* _Prompt_: Look over the lines below. Report each one that includes the string "Number".

* _Records to use_:

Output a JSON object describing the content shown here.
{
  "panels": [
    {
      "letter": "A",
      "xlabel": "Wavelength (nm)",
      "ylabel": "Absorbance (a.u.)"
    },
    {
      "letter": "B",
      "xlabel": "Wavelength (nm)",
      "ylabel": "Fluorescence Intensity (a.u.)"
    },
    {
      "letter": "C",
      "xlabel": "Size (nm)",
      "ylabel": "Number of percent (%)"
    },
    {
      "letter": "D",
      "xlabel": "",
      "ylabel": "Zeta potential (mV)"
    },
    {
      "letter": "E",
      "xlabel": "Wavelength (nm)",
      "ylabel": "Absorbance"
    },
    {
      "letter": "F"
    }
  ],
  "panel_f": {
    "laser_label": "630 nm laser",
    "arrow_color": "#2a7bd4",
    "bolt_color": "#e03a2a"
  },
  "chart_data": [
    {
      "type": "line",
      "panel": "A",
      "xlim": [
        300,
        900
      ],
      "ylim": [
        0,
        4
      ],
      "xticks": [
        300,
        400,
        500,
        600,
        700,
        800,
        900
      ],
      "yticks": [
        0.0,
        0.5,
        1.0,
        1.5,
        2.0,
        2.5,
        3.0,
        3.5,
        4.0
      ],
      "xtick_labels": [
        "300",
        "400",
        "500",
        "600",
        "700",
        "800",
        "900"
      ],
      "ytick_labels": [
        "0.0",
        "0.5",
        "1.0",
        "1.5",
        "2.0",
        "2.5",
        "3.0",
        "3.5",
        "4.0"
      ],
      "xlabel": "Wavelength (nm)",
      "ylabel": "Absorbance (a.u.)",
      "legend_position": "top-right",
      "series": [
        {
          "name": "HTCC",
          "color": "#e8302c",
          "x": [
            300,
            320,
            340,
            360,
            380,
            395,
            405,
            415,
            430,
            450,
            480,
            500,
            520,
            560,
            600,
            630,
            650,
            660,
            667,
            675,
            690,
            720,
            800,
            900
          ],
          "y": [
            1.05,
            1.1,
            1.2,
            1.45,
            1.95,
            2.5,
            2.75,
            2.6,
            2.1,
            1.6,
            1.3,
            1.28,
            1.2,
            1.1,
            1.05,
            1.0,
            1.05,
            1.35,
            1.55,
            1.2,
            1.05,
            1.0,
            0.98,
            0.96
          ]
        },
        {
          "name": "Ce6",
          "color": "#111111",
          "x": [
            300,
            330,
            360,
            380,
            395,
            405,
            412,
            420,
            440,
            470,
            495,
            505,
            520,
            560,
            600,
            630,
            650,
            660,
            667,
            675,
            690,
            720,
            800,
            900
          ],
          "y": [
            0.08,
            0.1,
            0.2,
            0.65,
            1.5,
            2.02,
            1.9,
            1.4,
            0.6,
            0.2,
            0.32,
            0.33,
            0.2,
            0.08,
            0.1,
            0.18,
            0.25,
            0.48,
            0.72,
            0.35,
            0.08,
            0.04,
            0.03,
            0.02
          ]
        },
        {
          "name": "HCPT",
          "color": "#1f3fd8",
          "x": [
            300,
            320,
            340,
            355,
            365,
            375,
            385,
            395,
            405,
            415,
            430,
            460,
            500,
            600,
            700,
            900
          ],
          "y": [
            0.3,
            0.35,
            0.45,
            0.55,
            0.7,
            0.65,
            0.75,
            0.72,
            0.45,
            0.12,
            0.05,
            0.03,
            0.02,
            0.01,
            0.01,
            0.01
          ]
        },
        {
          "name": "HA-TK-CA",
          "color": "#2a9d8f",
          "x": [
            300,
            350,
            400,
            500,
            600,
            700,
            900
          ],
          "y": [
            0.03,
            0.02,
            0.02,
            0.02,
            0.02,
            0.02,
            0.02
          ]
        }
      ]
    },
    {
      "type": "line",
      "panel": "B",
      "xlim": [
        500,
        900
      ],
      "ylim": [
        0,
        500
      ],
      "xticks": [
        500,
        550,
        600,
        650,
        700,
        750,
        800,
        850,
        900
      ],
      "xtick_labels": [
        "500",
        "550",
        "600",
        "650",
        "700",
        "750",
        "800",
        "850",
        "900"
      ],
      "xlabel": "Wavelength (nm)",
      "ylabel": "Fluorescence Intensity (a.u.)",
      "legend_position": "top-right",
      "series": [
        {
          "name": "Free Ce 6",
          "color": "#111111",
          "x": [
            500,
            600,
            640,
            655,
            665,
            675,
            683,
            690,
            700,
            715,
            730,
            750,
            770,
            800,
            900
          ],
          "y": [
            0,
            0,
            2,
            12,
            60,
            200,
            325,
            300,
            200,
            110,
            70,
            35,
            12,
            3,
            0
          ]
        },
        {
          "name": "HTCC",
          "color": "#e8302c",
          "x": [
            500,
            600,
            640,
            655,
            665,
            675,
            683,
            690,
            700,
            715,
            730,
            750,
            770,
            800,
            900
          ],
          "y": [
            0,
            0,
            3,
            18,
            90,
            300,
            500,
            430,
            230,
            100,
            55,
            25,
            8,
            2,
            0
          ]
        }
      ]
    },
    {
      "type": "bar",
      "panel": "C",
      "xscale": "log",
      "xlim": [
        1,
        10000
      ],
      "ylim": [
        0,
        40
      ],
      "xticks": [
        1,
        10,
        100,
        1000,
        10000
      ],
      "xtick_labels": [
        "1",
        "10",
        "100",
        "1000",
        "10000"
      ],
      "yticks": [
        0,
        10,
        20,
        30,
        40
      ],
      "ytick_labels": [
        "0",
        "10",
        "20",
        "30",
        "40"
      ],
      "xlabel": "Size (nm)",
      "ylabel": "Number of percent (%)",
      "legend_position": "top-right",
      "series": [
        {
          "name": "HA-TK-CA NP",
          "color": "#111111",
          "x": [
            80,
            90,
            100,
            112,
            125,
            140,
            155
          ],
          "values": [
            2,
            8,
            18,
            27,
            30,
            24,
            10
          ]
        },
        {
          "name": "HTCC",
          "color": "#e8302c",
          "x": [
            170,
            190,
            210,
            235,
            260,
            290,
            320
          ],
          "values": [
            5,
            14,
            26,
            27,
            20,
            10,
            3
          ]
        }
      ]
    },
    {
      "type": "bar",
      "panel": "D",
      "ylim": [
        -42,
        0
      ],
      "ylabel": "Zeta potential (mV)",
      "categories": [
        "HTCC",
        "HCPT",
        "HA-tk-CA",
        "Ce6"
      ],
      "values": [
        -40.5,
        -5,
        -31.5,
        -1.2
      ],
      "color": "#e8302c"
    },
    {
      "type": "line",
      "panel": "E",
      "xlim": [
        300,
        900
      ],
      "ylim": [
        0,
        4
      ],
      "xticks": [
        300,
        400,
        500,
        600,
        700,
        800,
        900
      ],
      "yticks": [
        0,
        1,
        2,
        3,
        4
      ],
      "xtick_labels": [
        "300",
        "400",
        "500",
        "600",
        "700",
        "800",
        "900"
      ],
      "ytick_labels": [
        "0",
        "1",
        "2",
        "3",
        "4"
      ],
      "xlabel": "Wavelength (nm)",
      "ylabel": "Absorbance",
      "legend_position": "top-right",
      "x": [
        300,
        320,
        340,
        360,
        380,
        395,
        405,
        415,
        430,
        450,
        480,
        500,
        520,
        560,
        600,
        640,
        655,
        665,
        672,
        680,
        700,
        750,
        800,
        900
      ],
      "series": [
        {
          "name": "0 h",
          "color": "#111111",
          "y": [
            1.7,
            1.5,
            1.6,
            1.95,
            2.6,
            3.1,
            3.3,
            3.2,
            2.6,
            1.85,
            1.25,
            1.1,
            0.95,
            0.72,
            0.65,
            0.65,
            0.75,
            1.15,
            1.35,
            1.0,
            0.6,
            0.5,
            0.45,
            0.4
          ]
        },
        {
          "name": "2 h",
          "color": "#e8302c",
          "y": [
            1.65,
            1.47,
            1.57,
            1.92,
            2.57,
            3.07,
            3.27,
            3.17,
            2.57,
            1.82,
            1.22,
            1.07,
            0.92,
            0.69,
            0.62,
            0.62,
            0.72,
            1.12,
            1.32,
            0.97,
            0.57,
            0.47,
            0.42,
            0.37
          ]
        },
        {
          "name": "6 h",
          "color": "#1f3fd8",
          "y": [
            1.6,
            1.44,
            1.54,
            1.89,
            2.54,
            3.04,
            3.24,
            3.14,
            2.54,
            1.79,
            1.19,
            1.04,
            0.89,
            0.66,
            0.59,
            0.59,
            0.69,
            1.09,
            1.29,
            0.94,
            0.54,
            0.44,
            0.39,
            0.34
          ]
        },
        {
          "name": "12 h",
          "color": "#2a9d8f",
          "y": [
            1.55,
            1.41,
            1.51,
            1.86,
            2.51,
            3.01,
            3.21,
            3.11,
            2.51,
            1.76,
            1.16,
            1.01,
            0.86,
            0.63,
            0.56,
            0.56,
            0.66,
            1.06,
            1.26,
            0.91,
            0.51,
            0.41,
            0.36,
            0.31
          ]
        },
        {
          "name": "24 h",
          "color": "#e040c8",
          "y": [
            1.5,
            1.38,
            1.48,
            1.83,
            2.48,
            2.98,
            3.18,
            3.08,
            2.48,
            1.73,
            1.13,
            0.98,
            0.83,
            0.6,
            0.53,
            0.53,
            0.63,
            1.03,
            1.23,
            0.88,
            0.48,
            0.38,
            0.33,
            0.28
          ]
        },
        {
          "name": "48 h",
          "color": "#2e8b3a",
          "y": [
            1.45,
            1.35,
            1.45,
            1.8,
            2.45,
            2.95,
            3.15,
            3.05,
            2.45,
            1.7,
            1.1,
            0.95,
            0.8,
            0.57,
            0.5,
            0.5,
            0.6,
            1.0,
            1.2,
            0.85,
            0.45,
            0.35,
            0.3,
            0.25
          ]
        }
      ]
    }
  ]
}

* _Answer in full_:
      "ylabel": "Number of percent (%)"
      "ylabel": "Number of percent (%)",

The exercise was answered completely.